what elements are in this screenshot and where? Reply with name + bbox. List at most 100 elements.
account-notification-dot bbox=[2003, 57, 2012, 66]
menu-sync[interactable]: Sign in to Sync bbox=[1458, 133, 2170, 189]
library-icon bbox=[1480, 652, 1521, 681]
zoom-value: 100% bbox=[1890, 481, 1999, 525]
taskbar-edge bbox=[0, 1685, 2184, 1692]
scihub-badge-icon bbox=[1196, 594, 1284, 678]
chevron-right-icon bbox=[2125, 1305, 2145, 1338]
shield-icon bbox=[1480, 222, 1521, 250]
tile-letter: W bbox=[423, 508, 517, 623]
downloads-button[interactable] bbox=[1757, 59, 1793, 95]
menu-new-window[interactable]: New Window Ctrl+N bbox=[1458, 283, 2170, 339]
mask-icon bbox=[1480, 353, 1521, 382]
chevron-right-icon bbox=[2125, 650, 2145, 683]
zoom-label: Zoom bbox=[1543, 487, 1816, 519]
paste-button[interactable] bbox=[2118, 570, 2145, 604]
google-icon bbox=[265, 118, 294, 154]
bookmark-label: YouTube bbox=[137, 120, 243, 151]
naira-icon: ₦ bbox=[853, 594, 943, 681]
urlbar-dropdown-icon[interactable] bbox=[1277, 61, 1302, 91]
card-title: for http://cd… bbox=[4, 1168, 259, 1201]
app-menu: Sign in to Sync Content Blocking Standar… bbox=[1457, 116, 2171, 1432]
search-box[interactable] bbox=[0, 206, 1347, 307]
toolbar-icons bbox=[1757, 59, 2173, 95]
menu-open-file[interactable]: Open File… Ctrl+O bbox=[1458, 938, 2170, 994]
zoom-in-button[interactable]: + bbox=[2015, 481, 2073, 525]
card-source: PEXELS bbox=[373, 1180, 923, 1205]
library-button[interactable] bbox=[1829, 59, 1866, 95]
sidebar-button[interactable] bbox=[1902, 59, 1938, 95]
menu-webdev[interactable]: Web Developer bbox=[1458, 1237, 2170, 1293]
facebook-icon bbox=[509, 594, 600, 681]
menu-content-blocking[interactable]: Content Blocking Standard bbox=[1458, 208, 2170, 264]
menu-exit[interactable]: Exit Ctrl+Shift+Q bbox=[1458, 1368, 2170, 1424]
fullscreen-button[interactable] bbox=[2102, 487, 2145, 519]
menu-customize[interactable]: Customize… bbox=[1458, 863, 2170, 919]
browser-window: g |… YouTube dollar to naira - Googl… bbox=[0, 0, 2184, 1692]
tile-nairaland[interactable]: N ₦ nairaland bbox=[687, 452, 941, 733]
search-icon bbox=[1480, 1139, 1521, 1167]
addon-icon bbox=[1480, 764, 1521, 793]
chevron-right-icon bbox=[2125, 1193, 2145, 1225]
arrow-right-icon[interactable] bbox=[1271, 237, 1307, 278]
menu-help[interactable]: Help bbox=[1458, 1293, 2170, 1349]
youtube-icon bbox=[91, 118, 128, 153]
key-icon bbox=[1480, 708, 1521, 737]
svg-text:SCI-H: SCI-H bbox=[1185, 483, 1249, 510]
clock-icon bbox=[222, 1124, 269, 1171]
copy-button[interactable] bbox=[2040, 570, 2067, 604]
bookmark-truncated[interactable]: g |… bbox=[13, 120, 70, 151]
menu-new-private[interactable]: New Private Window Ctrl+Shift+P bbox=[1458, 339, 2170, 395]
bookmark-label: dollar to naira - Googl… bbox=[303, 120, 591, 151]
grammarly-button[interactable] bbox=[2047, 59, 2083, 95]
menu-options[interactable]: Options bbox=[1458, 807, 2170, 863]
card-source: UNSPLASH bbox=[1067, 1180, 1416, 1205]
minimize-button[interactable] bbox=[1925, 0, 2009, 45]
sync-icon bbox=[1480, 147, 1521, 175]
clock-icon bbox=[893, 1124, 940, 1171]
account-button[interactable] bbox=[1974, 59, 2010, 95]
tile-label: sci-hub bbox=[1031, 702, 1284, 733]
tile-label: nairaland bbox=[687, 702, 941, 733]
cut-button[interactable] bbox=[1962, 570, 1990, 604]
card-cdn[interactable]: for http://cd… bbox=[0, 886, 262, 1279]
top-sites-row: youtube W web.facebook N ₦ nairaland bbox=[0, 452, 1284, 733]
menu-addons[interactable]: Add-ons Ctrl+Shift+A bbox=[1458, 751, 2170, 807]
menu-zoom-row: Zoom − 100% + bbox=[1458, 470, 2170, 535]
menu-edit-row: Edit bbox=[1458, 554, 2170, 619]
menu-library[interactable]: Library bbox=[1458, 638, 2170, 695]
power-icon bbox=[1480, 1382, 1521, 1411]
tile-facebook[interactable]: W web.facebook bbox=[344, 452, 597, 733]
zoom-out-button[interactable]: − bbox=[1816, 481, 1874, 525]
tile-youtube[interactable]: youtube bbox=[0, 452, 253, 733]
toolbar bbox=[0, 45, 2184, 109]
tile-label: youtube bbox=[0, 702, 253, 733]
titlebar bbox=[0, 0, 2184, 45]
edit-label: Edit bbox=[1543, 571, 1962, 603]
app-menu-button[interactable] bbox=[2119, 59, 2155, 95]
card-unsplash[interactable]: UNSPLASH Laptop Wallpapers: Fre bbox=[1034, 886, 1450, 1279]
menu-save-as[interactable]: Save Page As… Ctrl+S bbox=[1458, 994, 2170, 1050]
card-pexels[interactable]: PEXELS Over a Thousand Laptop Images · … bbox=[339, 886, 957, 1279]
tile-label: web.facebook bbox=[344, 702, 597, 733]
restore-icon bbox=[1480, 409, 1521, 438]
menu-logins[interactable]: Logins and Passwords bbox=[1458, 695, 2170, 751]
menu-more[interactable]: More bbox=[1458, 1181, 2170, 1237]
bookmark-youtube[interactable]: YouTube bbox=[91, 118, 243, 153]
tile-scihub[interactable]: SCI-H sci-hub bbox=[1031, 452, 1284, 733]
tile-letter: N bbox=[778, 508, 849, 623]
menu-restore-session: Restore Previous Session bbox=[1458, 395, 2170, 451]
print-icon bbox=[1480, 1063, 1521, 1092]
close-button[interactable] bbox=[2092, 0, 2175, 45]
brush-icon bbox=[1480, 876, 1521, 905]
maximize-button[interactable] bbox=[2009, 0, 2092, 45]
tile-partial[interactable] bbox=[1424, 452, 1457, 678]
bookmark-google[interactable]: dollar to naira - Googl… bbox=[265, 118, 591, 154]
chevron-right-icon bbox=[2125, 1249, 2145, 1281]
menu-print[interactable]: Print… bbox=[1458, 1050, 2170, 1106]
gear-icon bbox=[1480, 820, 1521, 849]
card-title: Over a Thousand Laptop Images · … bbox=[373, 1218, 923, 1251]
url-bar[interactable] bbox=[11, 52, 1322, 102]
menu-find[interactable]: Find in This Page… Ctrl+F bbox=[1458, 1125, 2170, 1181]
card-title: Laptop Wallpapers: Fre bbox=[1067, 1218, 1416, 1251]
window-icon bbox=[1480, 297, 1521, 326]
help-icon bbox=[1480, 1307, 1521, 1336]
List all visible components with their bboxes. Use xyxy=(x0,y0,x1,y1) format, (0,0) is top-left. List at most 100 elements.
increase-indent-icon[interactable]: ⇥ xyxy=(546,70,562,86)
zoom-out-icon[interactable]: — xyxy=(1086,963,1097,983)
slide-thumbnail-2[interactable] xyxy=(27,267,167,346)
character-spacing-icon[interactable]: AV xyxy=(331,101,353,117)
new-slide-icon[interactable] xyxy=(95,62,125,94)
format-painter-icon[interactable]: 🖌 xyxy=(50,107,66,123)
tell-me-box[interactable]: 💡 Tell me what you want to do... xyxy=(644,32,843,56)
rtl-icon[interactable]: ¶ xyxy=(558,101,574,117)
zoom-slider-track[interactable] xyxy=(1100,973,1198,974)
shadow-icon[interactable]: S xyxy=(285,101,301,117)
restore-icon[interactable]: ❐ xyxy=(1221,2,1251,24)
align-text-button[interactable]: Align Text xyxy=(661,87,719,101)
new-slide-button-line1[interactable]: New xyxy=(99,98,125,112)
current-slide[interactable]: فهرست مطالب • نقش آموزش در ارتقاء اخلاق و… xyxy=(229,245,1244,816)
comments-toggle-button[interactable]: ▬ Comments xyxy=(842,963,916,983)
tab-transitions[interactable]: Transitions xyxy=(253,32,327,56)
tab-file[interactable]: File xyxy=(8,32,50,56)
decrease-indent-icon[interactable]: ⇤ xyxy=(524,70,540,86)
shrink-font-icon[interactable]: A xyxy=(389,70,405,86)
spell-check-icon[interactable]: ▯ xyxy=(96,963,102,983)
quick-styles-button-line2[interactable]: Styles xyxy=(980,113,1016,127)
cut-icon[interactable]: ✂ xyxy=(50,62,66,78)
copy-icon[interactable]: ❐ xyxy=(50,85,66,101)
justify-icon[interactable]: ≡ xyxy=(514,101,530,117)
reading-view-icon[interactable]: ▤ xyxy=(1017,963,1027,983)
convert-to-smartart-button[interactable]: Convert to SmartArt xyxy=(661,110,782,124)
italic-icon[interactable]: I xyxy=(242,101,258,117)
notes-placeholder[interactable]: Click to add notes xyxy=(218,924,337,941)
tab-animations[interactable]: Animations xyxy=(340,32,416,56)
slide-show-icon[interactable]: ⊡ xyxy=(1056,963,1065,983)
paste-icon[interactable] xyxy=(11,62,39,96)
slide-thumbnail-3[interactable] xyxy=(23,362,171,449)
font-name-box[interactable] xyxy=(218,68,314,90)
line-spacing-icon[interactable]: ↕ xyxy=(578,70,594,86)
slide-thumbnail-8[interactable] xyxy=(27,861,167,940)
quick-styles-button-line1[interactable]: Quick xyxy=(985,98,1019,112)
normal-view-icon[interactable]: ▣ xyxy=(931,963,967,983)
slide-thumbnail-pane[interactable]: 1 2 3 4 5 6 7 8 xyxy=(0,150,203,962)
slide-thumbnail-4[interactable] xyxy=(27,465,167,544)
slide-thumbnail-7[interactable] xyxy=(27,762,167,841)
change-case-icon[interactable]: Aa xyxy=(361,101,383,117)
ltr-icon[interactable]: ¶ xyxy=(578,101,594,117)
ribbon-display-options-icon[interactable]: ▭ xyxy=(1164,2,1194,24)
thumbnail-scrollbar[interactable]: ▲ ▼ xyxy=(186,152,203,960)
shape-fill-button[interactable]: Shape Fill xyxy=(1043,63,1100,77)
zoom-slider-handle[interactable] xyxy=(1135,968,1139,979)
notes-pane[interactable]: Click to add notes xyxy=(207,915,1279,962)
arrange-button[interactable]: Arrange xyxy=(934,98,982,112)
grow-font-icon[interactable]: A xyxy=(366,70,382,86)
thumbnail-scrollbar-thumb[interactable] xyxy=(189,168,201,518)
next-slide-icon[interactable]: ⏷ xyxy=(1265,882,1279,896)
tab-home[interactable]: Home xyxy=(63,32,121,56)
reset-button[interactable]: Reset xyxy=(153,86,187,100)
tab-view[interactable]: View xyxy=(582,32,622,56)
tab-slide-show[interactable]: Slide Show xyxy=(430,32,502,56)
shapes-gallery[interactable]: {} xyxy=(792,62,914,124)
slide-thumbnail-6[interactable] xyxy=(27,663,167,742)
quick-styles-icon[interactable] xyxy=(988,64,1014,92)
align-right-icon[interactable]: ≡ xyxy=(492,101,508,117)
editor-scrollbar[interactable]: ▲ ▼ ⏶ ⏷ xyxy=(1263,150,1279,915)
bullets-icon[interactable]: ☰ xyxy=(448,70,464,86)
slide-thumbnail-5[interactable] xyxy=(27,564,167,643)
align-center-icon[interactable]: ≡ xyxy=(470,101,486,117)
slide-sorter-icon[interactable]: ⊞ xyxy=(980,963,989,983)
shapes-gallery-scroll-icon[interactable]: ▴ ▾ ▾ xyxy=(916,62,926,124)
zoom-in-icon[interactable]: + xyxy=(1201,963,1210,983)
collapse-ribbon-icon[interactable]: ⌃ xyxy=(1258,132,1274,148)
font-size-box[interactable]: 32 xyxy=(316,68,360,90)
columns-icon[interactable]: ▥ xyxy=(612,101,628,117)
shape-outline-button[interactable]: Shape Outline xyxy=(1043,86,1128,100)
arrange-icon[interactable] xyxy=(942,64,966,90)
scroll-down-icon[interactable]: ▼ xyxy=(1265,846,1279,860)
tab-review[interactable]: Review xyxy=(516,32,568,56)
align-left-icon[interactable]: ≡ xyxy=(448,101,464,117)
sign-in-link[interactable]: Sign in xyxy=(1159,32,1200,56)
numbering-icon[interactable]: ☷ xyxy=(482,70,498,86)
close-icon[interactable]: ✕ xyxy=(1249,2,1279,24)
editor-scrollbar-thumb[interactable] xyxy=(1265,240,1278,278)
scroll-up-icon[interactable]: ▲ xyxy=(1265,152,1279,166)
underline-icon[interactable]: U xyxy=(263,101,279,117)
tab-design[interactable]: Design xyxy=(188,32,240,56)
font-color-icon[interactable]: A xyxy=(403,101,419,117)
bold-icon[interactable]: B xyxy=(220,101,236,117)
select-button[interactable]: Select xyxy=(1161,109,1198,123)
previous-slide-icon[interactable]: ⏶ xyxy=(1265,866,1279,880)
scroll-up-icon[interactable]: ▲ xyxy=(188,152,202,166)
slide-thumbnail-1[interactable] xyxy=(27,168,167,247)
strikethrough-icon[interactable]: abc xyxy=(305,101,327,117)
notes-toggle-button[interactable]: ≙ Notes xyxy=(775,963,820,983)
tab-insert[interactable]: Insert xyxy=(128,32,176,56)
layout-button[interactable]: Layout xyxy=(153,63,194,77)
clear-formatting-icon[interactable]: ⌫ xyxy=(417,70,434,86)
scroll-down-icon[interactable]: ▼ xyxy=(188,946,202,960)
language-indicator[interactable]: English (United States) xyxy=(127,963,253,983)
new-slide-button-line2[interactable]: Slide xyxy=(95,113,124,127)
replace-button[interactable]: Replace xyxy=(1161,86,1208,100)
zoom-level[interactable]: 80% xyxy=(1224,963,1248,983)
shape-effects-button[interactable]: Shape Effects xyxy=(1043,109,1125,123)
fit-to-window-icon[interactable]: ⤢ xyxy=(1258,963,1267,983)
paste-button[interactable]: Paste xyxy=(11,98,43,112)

-.-.-

Copy the records from the start through the line containing "scihub-badge-icon bbox=[1196, 594, 1284, 678]", changing "taskbar-edge" to "taskbar-border" and leaving everything else the same.

• Result of the task:
what elements are in this screenshot and where? Reply with name + bbox. List at most 100 elements.
account-notification-dot bbox=[2003, 57, 2012, 66]
menu-sync[interactable]: Sign in to Sync bbox=[1458, 133, 2170, 189]
library-icon bbox=[1480, 652, 1521, 681]
zoom-value: 100% bbox=[1890, 481, 1999, 525]
taskbar-border bbox=[0, 1685, 2184, 1692]
scihub-badge-icon bbox=[1196, 594, 1284, 678]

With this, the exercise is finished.